| REQUIRED WORK |
Every record should be written out exactly, please.

| INFORMATION PROVIDED |
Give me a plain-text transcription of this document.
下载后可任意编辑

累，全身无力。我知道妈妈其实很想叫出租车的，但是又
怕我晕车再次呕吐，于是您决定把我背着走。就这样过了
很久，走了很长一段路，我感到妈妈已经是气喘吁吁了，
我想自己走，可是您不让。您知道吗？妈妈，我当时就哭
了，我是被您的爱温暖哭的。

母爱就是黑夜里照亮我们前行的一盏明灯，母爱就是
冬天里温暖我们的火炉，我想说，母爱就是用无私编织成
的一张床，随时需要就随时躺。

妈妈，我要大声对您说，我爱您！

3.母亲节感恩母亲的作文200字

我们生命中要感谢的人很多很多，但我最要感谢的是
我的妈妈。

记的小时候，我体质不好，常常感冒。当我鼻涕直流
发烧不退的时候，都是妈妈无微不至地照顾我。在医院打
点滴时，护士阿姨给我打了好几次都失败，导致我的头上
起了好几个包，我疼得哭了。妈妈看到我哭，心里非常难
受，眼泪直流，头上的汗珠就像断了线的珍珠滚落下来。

| FULL ANSWER |
Give me a plain-text transcription of this document.
下载后可任意编辑

累，全身无力。我知道妈妈其实很想叫出租车的，但是又
怕我晕车再次呕吐，于是您决定把我背着走。就这样过了
很久，走了很长一段路，我感到妈妈已经是气喘吁吁了，
我想自己走，可是您不让。您知道吗？妈妈，我当时就哭
了，我是被您的爱温暖哭的。

母爱就是黑夜里照亮我们前行的一盏明灯，母爱就是
冬天里温暖我们的火炉，我想说，母爱就是用无私编织成
的一张床，随时需要就随时躺。

妈妈，我要大声对您说，我爱您！

3.母亲节感恩母亲的作文200字

我们生命中要感谢的人很多很多，但我最要感谢的是
我的妈妈。

记的小时候，我体质不好，常常感冒。当我鼻涕直流
发烧不退的时候，都是妈妈无微不至地照顾我。在医院打
点滴时，护士阿姨给我打了好几次都失败，导致我的头上
起了好几个包，我疼得哭了。妈妈看到我哭，心里非常难
受，眼泪直流，头上的汗珠就像断了线的珍珠滚落下来。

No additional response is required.